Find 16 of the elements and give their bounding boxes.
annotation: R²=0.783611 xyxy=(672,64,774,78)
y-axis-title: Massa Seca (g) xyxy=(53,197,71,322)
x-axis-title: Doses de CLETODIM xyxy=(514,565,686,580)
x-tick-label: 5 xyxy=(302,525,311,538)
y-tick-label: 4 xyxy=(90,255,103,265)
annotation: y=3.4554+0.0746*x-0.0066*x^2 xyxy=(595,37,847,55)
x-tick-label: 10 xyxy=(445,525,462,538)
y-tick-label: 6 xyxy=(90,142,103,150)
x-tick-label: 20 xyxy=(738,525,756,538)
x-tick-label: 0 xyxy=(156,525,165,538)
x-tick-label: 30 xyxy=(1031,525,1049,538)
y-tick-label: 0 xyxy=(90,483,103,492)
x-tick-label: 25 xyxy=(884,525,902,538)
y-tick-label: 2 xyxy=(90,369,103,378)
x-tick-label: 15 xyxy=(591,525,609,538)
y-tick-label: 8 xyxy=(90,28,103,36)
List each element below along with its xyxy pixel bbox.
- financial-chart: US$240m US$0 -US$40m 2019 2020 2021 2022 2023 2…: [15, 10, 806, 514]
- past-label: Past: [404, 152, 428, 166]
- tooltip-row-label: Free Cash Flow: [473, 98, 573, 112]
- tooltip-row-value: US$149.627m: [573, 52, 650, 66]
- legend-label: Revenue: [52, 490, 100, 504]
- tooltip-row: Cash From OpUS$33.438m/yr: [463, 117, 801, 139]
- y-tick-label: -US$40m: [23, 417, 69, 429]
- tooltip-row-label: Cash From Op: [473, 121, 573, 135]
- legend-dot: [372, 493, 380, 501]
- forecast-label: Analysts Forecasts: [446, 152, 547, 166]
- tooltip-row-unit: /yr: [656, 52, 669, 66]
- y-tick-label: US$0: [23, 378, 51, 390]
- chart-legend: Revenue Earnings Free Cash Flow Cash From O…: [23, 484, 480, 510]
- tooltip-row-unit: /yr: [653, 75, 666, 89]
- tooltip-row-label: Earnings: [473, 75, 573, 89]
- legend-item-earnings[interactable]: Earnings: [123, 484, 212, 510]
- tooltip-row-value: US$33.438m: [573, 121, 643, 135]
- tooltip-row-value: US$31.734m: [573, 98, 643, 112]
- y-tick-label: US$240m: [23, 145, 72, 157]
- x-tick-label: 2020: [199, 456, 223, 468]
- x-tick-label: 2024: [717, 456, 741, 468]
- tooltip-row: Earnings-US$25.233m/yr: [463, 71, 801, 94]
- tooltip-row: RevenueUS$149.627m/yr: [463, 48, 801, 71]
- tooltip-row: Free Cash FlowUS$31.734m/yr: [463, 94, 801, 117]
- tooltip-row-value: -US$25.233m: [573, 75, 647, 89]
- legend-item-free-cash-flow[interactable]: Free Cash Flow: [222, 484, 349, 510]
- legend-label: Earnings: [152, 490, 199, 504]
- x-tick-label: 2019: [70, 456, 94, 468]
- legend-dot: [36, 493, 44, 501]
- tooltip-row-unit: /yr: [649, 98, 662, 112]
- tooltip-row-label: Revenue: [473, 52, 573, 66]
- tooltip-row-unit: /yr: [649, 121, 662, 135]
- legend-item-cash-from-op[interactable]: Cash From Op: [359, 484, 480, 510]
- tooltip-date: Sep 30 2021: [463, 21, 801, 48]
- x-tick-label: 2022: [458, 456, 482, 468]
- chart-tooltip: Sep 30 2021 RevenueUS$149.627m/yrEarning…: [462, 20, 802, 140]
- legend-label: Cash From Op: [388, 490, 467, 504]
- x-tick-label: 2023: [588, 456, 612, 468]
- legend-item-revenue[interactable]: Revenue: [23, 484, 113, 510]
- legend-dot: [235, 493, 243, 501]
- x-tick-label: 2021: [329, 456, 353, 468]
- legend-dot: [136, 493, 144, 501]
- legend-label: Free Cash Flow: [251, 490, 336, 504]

******

- [Objective]:
Copy the rows word for word, from the first one through the row that contains "annotation: y=3.4554+0.0746*x-0.0066*x^2 xyxy=(595,37,847,55)".

- [Answer to the exercise]:
Find 16 of the elements and give their bounding boxes.
annotation: R²=0.783611 xyxy=(672,64,774,78)
y-axis-title: Massa Seca (g) xyxy=(53,197,71,322)
x-axis-title: Doses de CLETODIM xyxy=(514,565,686,580)
x-tick-label: 5 xyxy=(302,525,311,538)
y-tick-label: 4 xyxy=(90,255,103,265)
annotation: y=3.4554+0.0746*x-0.0066*x^2 xyxy=(595,37,847,55)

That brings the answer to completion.